Vida eucarística: gratidão e gratuidade
28º Domingo do Tempo Comum [09 de outubro de 2022]
[Lc 17,11-19]
Certa ocasião, almoçando na casa de uma família, a netinha, enquanto guardava o prato, disse à sua vó e madrinha: “Deus te pague, Dindinha”. Achei aquele gesto lindo! A criança aprendeu que se deve ter um coração agradecido.
As boas atitudes se formam pela repetição de atos bons cotidianos. Em outras palavras: a atitude de gratidão se constrói a partir de pequenos gestos aprendidos desde criança, em casa, quando a mamãe ou o papai ensinam a criança a agradecer o alimento, a roupa lavada, o presentinho etc. Se não aprendermos a agradecer nunca seremos gratos e generosos. Aliás, a palavrinha mágica muito obrigado anda sumida do vocabulário familiar! E isso é desastroso, pois leva a uma compreensão de que somos donos de tudo, e que todos devem estar a nosso serviço.

- - - - - - -

# Exercícios propostos
• a. Na reflexão sobre gratidão, por que é desastroso que a expressão “muito obrigado” ande sumida do vocabulário familiar? Responda em uma a três frases.
• b. Em quantas linhas da listagem aparece a palavra *“italic”*? Informe só o número.

# Listagens de localização de elementos
- - - - - - -

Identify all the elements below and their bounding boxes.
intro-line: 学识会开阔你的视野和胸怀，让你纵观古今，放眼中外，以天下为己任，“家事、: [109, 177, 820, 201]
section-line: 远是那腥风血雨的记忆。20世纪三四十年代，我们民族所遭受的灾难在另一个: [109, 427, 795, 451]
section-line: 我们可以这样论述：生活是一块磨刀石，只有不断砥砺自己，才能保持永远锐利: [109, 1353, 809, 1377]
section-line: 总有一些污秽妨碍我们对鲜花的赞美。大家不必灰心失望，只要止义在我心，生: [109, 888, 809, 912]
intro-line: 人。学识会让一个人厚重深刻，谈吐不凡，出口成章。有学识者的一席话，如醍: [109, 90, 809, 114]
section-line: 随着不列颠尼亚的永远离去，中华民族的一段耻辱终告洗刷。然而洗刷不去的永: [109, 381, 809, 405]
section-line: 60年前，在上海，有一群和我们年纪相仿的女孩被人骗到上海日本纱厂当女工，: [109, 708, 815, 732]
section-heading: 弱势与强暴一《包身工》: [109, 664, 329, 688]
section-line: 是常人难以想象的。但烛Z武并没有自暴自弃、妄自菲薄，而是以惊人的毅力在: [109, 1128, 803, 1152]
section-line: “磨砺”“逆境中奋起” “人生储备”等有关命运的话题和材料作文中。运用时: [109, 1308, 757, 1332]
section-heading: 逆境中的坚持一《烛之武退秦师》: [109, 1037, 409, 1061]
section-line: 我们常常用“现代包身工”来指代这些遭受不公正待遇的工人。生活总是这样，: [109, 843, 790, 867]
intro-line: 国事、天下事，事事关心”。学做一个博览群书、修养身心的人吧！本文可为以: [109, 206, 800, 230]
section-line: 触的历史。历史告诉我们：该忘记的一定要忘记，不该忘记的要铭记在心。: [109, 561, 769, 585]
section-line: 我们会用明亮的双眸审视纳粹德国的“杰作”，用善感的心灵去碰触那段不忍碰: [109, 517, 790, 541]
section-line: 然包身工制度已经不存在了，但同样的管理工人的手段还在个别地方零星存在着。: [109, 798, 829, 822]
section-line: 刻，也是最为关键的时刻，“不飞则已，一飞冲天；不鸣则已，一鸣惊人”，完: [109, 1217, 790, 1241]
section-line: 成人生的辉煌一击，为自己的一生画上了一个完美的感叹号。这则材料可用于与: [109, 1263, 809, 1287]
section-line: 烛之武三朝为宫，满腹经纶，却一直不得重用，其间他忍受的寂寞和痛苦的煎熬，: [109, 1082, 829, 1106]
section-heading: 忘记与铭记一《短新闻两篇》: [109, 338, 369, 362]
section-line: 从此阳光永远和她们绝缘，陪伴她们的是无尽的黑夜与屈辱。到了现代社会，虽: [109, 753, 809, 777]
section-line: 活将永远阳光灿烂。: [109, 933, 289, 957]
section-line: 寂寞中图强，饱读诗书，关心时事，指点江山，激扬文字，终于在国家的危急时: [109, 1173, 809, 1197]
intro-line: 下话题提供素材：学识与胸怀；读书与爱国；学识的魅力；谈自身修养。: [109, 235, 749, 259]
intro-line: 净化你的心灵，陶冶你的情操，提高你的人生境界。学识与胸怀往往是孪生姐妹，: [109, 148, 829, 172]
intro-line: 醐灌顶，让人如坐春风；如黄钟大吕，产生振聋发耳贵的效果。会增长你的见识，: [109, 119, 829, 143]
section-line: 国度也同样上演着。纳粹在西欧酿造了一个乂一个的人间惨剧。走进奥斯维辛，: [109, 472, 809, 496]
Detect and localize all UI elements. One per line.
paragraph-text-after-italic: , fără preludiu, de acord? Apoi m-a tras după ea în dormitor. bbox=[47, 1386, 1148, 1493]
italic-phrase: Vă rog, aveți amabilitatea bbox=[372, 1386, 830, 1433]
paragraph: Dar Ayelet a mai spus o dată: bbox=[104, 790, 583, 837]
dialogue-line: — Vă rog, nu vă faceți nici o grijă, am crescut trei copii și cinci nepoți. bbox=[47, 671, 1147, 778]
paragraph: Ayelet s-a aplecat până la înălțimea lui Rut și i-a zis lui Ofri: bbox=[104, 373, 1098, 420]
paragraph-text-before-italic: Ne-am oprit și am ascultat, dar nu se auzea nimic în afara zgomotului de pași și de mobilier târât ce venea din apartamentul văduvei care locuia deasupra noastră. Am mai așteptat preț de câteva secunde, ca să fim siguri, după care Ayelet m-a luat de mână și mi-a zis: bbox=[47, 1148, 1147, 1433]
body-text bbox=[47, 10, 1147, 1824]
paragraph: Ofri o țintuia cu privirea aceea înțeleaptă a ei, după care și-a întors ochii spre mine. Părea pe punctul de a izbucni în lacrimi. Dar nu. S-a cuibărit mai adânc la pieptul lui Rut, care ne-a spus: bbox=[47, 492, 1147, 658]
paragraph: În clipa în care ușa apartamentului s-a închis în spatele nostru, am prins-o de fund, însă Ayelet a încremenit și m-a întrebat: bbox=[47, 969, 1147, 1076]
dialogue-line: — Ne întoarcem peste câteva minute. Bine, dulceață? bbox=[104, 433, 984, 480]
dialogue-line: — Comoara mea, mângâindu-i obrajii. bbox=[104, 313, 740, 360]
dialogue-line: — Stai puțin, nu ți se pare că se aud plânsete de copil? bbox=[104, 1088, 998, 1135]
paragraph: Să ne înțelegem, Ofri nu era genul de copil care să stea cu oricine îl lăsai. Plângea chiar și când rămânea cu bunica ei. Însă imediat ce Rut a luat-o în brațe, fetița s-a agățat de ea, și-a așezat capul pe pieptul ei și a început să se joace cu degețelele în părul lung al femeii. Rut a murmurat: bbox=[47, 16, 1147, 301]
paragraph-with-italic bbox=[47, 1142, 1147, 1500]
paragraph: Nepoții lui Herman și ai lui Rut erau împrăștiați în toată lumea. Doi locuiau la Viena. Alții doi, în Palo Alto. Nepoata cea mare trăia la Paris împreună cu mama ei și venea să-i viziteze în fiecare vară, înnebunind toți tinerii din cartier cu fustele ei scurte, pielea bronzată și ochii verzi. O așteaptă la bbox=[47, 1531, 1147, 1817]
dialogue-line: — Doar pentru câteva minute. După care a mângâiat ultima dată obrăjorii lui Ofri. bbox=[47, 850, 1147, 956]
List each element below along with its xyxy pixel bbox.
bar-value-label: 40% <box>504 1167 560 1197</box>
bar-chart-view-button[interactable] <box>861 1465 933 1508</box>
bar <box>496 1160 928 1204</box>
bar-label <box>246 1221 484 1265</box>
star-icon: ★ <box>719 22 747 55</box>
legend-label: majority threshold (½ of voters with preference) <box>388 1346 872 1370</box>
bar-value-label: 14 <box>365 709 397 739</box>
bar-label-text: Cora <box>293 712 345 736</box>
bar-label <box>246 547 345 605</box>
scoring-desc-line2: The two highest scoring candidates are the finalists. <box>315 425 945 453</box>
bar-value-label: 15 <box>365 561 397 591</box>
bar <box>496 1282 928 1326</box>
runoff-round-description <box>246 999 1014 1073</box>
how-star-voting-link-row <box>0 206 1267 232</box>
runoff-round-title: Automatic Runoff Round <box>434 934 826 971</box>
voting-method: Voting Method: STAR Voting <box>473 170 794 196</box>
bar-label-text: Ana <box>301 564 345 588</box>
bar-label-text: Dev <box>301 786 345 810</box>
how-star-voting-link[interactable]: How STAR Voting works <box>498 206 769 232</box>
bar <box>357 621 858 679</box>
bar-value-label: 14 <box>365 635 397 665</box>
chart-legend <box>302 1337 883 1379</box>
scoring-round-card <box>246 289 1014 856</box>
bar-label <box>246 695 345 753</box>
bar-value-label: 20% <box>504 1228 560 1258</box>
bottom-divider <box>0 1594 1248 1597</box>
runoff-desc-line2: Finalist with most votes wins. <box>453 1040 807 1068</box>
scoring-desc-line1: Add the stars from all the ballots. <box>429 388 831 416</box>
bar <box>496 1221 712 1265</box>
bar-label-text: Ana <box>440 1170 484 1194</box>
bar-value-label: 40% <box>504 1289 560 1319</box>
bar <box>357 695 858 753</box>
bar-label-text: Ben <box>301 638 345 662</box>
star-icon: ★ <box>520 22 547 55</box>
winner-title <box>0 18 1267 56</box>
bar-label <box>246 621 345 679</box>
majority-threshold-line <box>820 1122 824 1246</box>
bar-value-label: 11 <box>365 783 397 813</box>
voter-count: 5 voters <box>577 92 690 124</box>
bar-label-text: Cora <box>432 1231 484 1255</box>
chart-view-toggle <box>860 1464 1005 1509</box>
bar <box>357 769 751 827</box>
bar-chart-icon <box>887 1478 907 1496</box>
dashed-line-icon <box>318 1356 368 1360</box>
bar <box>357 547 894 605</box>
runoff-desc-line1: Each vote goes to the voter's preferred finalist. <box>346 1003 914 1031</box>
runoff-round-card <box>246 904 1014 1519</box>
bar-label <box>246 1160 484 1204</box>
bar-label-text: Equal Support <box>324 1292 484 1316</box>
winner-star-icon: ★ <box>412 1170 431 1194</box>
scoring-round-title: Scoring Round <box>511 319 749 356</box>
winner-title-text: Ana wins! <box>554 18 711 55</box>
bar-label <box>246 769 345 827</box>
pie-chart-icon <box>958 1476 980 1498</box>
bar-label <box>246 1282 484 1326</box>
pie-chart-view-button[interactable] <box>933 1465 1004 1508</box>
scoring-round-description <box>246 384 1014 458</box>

- - - - - - -

# Respostas em ordem
• a. É desastroso porque isso leva a uma compreensão de que somos donos de tudo e de que todos devem estar a nosso serviço.

• b. 4